# Start of LISTING

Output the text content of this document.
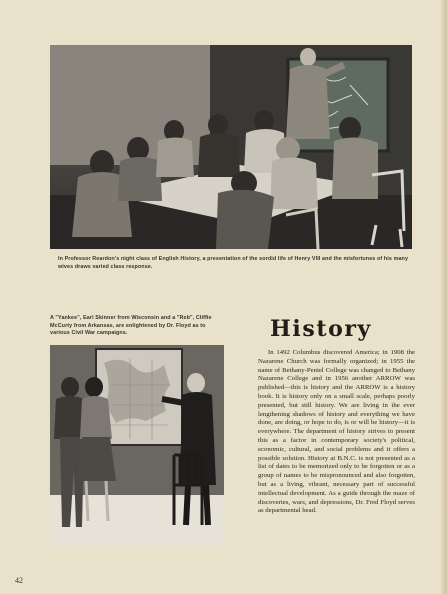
In Professor Reardon's night class of English History, a presentation of the sordid life of Henry VIII and the misfortunes of his many wives draws varied class response.
A "Yankee", Earl Skinner from Wisconsin and a "Reb", Cliffie McCurty from Arkansas, are enlightened by Dr. Floyd as to various Civil War campaigns.	History
In 1492 Columbus discovered America; in 1908 the Nazarene Church was formally organized; in 1955 the name of Bethany-Peniel College was changed to Bethany Nazarene College and in 1956 another ARROW was published—this is history and the ARROW is a history book. It is history only on a small scale, perhaps poorly presented, but still history. We are living in the ever lengthening shadows of history and everything we have done, are doing, or hope to do, is or will be history—it is everywhere. The department of history strives to present this as a factor in contemporary society's political, economic, cultural, and social problems and it offers a possible solution. History at B.N.C. is not presented as a list of dates to be memorized only to be forgotten or as a group of names to be mispronounced and also forgotten, but as a living, vibrant, necessary part of successful intellectual development. As a guide through the maze of discoveries, wars, and depressions, Dr. Fred Floyd serves as departmental head.
42
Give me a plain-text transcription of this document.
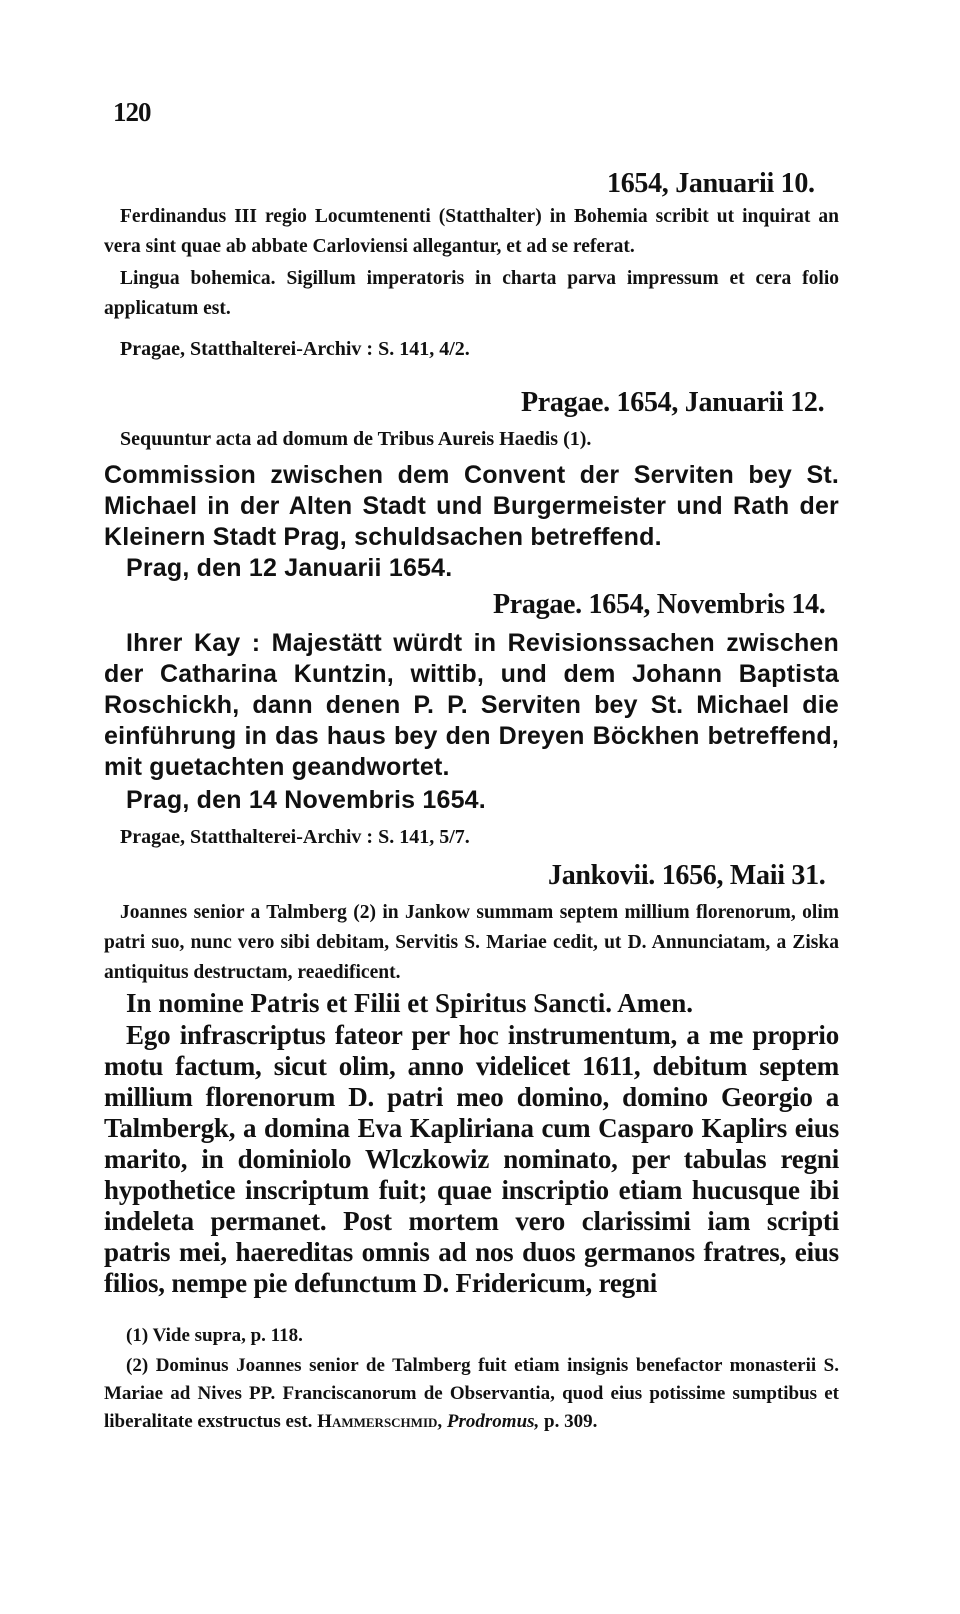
120
1654, Januarii 10.

Ferdinandus III regio Locumtenenti (Statthalter) in Bohemia scribit ut inquirat an vera sint quae ab abbate Carloviensi allegantur, et ad se referat.

Lingua bohemica. Sigillum imperatoris in charta parva impressum et cera folio applicatum est.

Pragae, Statthalterei-Archiv : S. 141, 4/2.

Pragae. 1654, Januarii 12.

Sequuntur acta ad domum de Tribus Aureis Haedis (1).

Commission zwischen dem Convent der Serviten bey St. Michael in der Alten Stadt und Burgermeister und Rath der Kleinern Stadt Prag, schuldsachen betreffend.

Prag, den 12 Januarii 1654.

Pragae. 1654, Novembris 14.

Ihrer Kay : Majestätt würdt in Revisionssachen zwischen der Catharina Kuntzin, wittib, und dem Johann Baptista Roschickh, dann denen P. P. Serviten bey St. Michael die einführung in das haus bey den Dreyen Böckhen betreffend, mit guetachten geandwortet.

Prag, den 14 Novembris 1654.

Pragae, Statthalterei-Archiv : S. 141, 5/7.

Jankovii. 1656, Maii 31.

Joannes senior a Talmberg (2) in Jankow summam septem millium florenorum, olim patri suo, nunc vero sibi debitam, Servitis S. Mariae cedit, ut D. Annunciatam, a Ziska antiquitus destructam, reaedificent.

In nomine Patris et Filii et Spiritus Sancti. Amen.

Ego infrascriptus fateor per hoc instrumentum, a me proprio motu factum, sicut olim, anno videlicet 1611, debitum septem millium florenorum D. patri meo domino, domino Georgio a Talmbergk, a domina Eva Kapliriana cum Casparo Kaplirs eius marito, in dominiolo Wlczkowiz nominato, per tabulas regni hypothetice inscriptum fuit; quae inscriptio etiam hucusque ibi indeleta permanet. Post mortem vero clarissimi iam scripti patris mei, haereditas omnis ad nos duos germanos fratres, eius filios, nempe pie defunctum D. Fridericum, regni

(1) Vide supra, p. 118.

(2) Dominus Joannes senior de Talmberg fuit etiam insignis benefactor monasterii S. Mariae ad Nives PP. Franciscanorum de Observantia, quod eius potissime sumptibus et liberalitate exstructus est. Hammerschmid, Prodromus, p. 309.
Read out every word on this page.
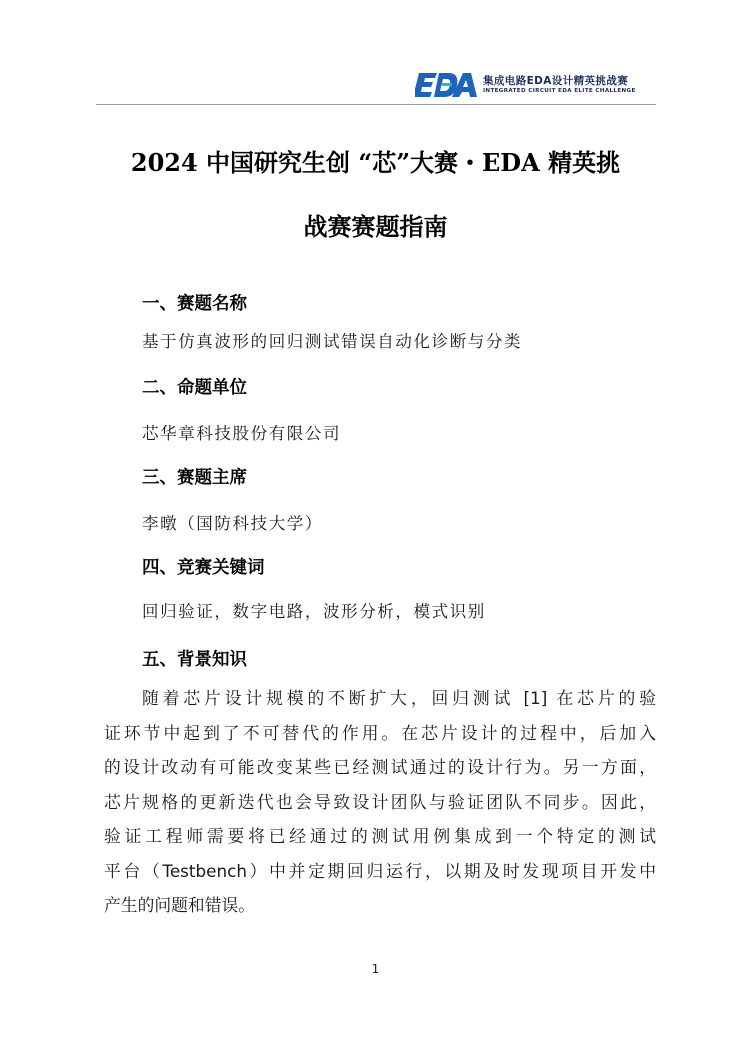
集成电路EDA设计精英挑战赛
INTEGRATED CIRCUIT EDA ELITE CHALLENGE
2024 中国研究生创 “芯”大赛・EDA 精英挑
战赛赛题指南
一、赛题名称
基于仿真波形的回归测试错误自动化诊断与分类
二、命题单位
芯华章科技股份有限公司
三、赛题主席
李暾（国防科技大学）
四、竞赛关键词
回归验证，数字电路，波形分析，模式识别
五、背景知识
随着芯片设计规模的不断扩大，回归测试 [1] 在芯片的验
证环节中起到了不可替代的作用。在芯片设计的过程中，后加入
的设计改动有可能改变某些已经测试通过的设计行为。另一方面，
芯片规格的更新迭代也会导致设计团队与验证团队不同步。因此，
验证工程师需要将已经通过的测试用例集成到一个特定的测试
平台（Testbench）中并定期回归运行，以期及时发现项目开发中
产生的问题和错误。
1
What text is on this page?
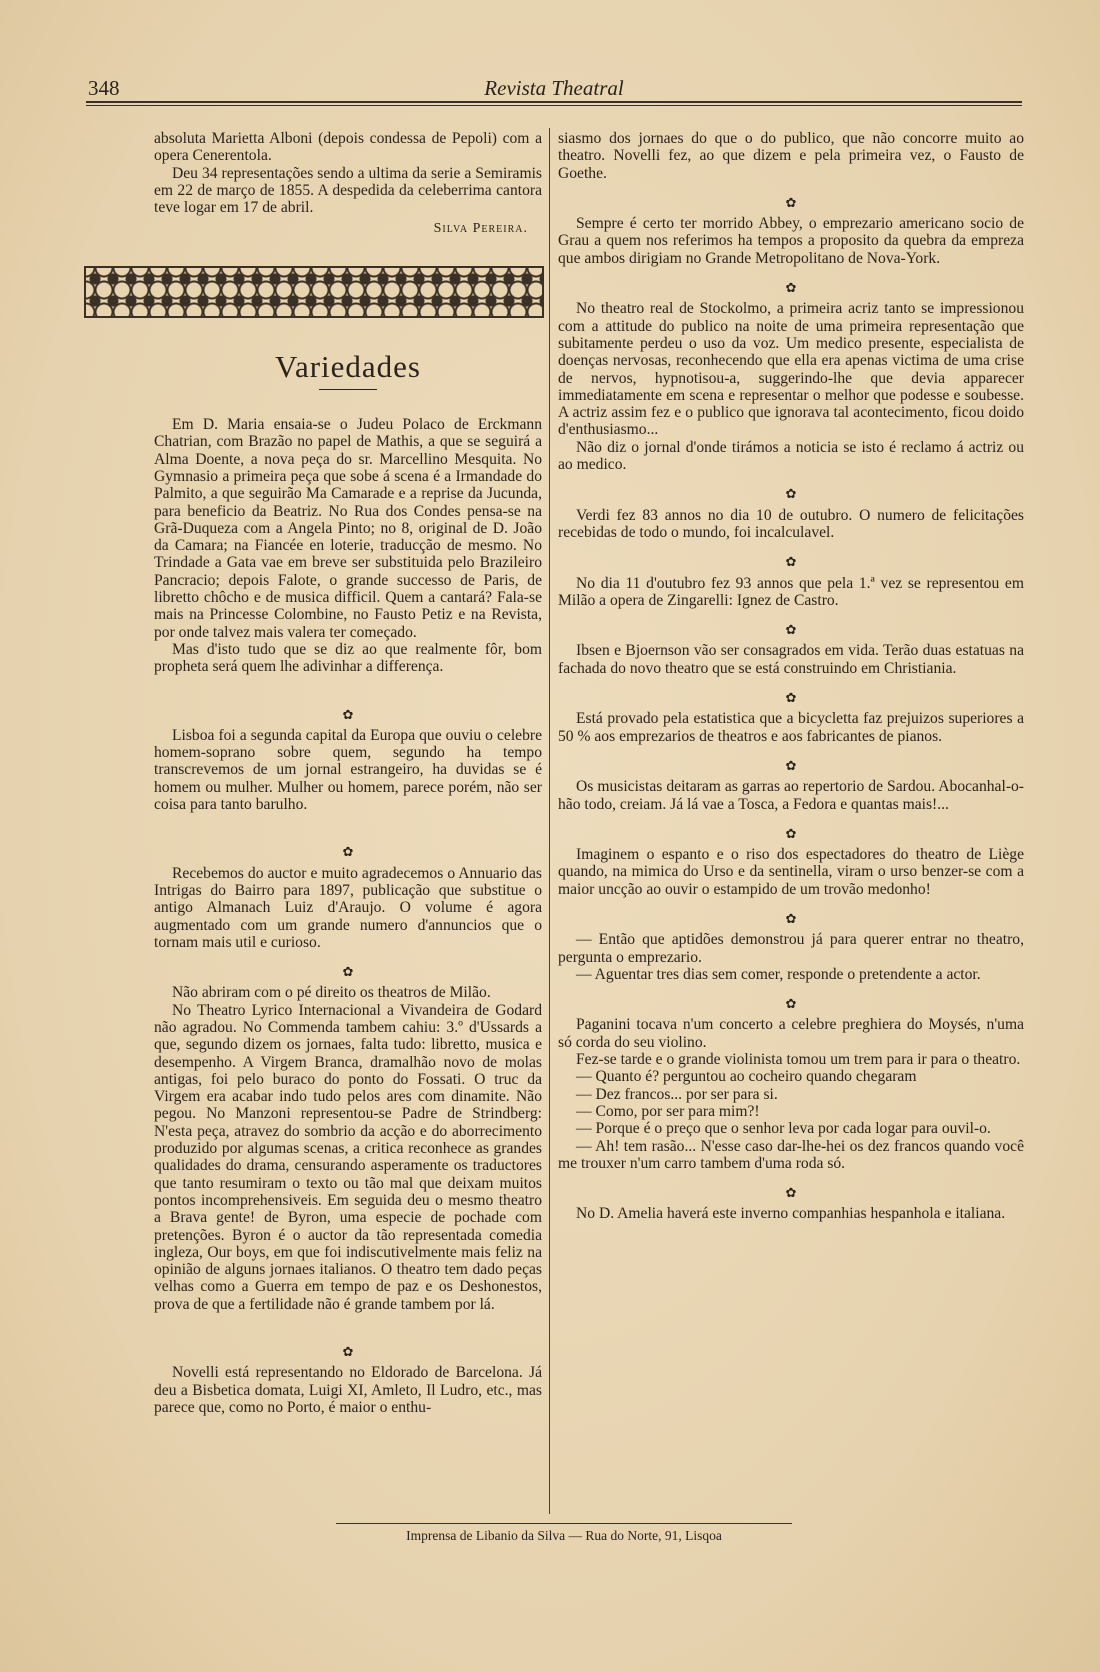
348	Revista Theatral

absoluta Marietta Alboni (depois condessa de Pepoli) com a opera Cenerentola.

Deu 34 representações sendo a ultima da serie a Semiramis em 22 de março de 1855. A despedida da celeberrima cantora teve logar em 17 de abril.

Silva Pereira.

Variedades

Em D. Maria ensaia-se o Judeu Polaco de Erckmann Chatrian, com Brazão no papel de Mathis, a que se seguirá a Alma Doente, a nova peça do sr. Marcellino Mesquita. No Gymnasio a primeira peça que sobe á scena é a Irmandade do Palmito, a que seguirão Ma Camarade e a reprise da Jucunda, para beneficio da Beatriz. No Rua dos Condes pensa-se na Grã-Duqueza com a Angela Pinto; no 8, original de D. João da Camara; na Fiancée en loterie, traducção de mesmo. No Trindade a Gata vae em breve ser substituida pelo Brazileiro Pancracio; depois Falote, o grande successo de Paris, de libretto chôcho e de musica difficil. Quem a cantará? Fala-se mais na Princesse Colombine, no Fausto Petiz e na Revista, por onde talvez mais valera ter começado.

Mas d'isto tudo que se diz ao que realmente fôr, bom propheta será quem lhe adivinhar a differença.

✿

Lisboa foi a segunda capital da Europa que ouviu o celebre homem-soprano sobre quem, segundo ha tempo transcrevemos de um jornal estrangeiro, ha duvidas se é homem ou mulher. Mulher ou homem, parece porém, não ser coisa para tanto barulho.

✿

Recebemos do auctor e muito agradecemos o Annuario das Intrigas do Bairro para 1897, publicação que substitue o antigo Almanach Luiz d'Araujo. O volume é agora augmentado com um grande numero d'annuncios que o tornam mais util e curioso.

✿

Não abriram com o pé direito os theatros de Milão.

No Theatro Lyrico Internacional a Vivandeira de Godard não agradou. No Commenda tambem cahiu: 3.º d'Ussards a que, segundo dizem os jornaes, falta tudo: libretto, musica e desempenho. A Virgem Branca, dramalhão novo de molas antigas, foi pelo buraco do ponto do Fossati. O truc da Virgem era acabar indo tudo pelos ares com dinamite. Não pegou. No Manzoni representou-se Padre de Strindberg: N'esta peça, atravez do sombrio da acção e do aborrecimento produzido por algumas scenas, a critica reconhece as grandes qualidades do drama, censurando asperamente os traductores que tanto resumiram o texto ou tão mal que deixam muitos pontos incomprehensiveis. Em seguida deu o mesmo theatro a Brava gente! de Byron, uma especie de pochade com pretenções. Byron é o auctor da tão representada comedia ingleza, Our boys, em que foi indiscutivelmente mais feliz na opinião de alguns jornaes italianos. O theatro tem dado peças velhas como a Guerra em tempo de paz e os Deshonestos, prova de que a fertilidade não é grande tambem por lá.

✿

Novelli está representando no Eldorado de Barcelona. Já deu a Bisbetica domata, Luigi XI, Amleto, Il Ludro, etc., mas parece que, como no Porto, é maior o enthu-

siasmo dos jornaes do que o do publico, que não concorre muito ao theatro. Novelli fez, ao que dizem e pela primeira vez, o Fausto de Goethe.

✿

Sempre é certo ter morrido Abbey, o emprezario americano socio de Grau a quem nos referimos ha tempos a proposito da quebra da empreza que ambos dirigiam no Grande Metropolitano de Nova-York.

✿

No theatro real de Stockolmo, a primeira acriz tanto se impressionou com a attitude do publico na noite de uma primeira representação que subitamente perdeu o uso da voz. Um medico presente, especialista de doenças nervosas, reconhecendo que ella era apenas victima de uma crise de nervos, hypnotisou-a, suggerindo-lhe que devia apparecer immediatamente em scena e representar o melhor que podesse e soubesse. A actriz assim fez e o publico que ignorava tal acontecimento, ficou doido d'enthusiasmo...

Não diz o jornal d'onde tirámos a noticia se isto é reclamo á actriz ou ao medico.

✿

Verdi fez 83 annos no dia 10 de outubro. O numero de felicitações recebidas de todo o mundo, foi incalculavel.

✿

No dia 11 d'outubro fez 93 annos que pela 1.ª vez se representou em Milão a opera de Zingarelli: Ignez de Castro.

✿

Ibsen e Bjoernson vão ser consagrados em vida. Terão duas estatuas na fachada do novo theatro que se está construindo em Christiania.

✿

Está provado pela estatistica que a bicycletta faz prejuizos superiores a 50 % aos emprezarios de theatros e aos fabricantes de pianos.

✿

Os musicistas deitaram as garras ao repertorio de Sardou. Abocanhal-o-hão todo, creiam. Já lá vae a Tosca, a Fedora e quantas mais!...

✿

Imaginem o espanto e o riso dos espectadores do theatro de Liège quando, na mimica do Urso e da sentinella, viram o urso benzer-se com a maior uncção ao ouvir o estampido de um trovão medonho!

✿

— Então que aptidões demonstrou já para querer entrar no theatro, pergunta o emprezario.

— Aguentar tres dias sem comer, responde o pretendente a actor.

✿

Paganini tocava n'um concerto a celebre preghiera do Moysés, n'uma só corda do seu violino.

Fez-se tarde e o grande violinista tomou um trem para ir para o theatro.

— Quanto é? perguntou ao cocheiro quando chegaram

— Dez francos... por ser para si.

— Como, por ser para mim?!

— Porque é o preço que o senhor leva por cada logar para ouvil-o.

— Ah! tem rasão... N'esse caso dar-lhe-hei os dez francos quando você me trouxer n'um carro tambem d'uma roda só.

✿

No D. Amelia haverá este inverno companhias hespanhola e italiana.

Imprensa de Libanio da Silva — Rua do Norte, 91, Lisqoa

# End of LISTING

**WHAT TO DO:** Go through the material line by line. Show each line that contains the string "musica".

**ANSWER FOR THE TASK:**
Em D. Maria ensaia-se o Judeu Polaco de Erckmann Chatrian, com Brazão no papel de Mathis, a que se seguirá a Alma Doente, a nova peça do sr. Marcellino Mesquita. No Gymnasio a primeira peça que sobe á scena é a Irmandade do Palmito, a que seguirão Ma Camarade e a reprise da Jucunda, para beneficio da Beatriz. No Rua dos Condes pensa-se na Grã-Duqueza com a Angela Pinto; no 8, original de D. João da Camara; na Fiancée en loterie, traducção de mesmo. No Trindade a Gata vae em breve ser substituida pelo Brazileiro Pancracio; depois Falote, o grande successo de Paris, de libretto chôcho e de musica difficil. Quem a cantará? Fala-se mais na Princesse Colombine, no Fausto Petiz e na Revista, por onde talvez mais valera ter começado.
No Theatro Lyrico Internacional a Vivandeira de Godard não agradou. No Commenda tambem cahiu: 3.º d'Ussards a que, segundo dizem os jornaes, falta tudo: libretto, musica e desempenho. A Virgem Branca, dramalhão novo de molas antigas, foi pelo buraco do ponto do Fossati. O truc da Virgem era acabar indo tudo pelos ares com dinamite. Não pegou. No Manzoni representou-se Padre de Strindberg: N'esta peça, atravez do sombrio da acção e do aborrecimento produzido por algumas scenas, a critica reconhece as grandes qualidades do drama, censurando asperamente os traductores que tanto resumiram o texto ou tão mal que deixam muitos pontos incomprehensiveis. Em seguida deu o mesmo theatro a Brava gente! de Byron, uma especie de pochade com pretenções. Byron é o auctor da tão representada comedia ingleza, Our boys, em que foi indiscutivelmente mais feliz na opinião de alguns jornaes italianos. O theatro tem dado peças velhas como a Guerra em tempo de paz e os Deshonestos, prova de que a fertilidade não é grande tambem por lá.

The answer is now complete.